(Rows from a figure dataset)
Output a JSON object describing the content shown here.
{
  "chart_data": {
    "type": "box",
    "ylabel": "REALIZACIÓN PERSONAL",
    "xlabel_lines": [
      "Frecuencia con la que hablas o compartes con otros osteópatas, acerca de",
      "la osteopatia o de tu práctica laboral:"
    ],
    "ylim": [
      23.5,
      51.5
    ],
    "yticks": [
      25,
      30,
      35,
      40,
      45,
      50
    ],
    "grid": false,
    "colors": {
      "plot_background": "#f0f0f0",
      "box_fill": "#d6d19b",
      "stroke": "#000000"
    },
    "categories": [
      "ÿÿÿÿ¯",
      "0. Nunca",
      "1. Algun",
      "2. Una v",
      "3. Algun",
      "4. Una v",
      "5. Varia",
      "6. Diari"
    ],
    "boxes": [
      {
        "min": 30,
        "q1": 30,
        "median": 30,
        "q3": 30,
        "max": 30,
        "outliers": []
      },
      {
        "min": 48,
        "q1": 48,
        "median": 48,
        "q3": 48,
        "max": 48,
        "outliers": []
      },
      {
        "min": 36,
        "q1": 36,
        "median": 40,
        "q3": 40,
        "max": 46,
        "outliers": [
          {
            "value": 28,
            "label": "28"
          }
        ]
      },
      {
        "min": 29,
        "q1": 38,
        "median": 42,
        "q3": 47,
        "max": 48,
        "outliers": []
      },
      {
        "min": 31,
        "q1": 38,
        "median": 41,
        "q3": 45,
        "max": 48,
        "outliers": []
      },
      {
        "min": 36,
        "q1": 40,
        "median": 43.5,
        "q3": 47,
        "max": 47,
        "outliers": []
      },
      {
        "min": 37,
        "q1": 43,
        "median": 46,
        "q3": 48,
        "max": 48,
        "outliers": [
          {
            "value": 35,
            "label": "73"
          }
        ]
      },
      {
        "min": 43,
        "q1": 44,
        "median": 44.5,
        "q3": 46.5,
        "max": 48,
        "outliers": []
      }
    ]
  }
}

Given problem
Write down the full listing again, exactly.

Response
Output a JSON object describing the content shown here.
{
  "chart_data": {
    "type": "box",
    "ylabel": "REALIZACIÓN PERSONAL",
    "xlabel_lines": [
      "Frecuencia con la que hablas o compartes con otros osteópatas, acerca de",
      "la osteopatia o de tu práctica laboral:"
    ],
    "ylim": [
      23.5,
      51.5
    ],
    "yticks": [
      25,
      30,
      35,
      40,
      45,
      50
    ],
    "grid": false,
    "colors": {
      "plot_background": "#f0f0f0",
      "box_fill": "#d6d19b",
      "stroke": "#000000"
    },
    "categories": [
      "ÿÿÿÿ¯",
      "0. Nunca",
      "1. Algun",
      "2. Una v",
      "3. Algun",
      "4. Una v",
      "5. Varia",
      "6. Diari"
    ],
    "boxes": [
      {
        "min": 30,
        "q1": 30,
        "median": 30,
        "q3": 30,
        "max": 30,
        "outliers": []
      },
      {
        "min": 48,
        "q1": 48,
        "median": 48,
        "q3": 48,
        "max": 48,
        "outliers": []
      },
      {
        "min": 36,
        "q1": 36,
        "median": 40,
        "q3": 40,
        "max": 46,
        "outliers": [
          {
            "value": 28,
            "label": "28"
          }
        ]
      },
      {
        "min": 29,
        "q1": 38,
        "median": 42,
        "q3": 47,
        "max": 48,
        "outliers": []
      },
      {
        "min": 31,
        "q1": 38,
        "median": 41,
        "q3": 45,
        "max": 48,
        "outliers": []
      },
      {
        "min": 36,
        "q1": 40,
        "median": 43.5,
        "q3": 47,
        "max": 47,
        "outliers": []
      },
      {
        "min": 37,
        "q1": 43,
        "median": 46,
        "q3": 48,
        "max": 48,
        "outliers": [
          {
            "value": 35,
            "label": "73"
          }
        ]
      },
      {
        "min": 43,
        "q1": 44,
        "median": 44.5,
        "q3": 46.5,
        "max": 48,
        "outliers": []
      }
    ]
  }
}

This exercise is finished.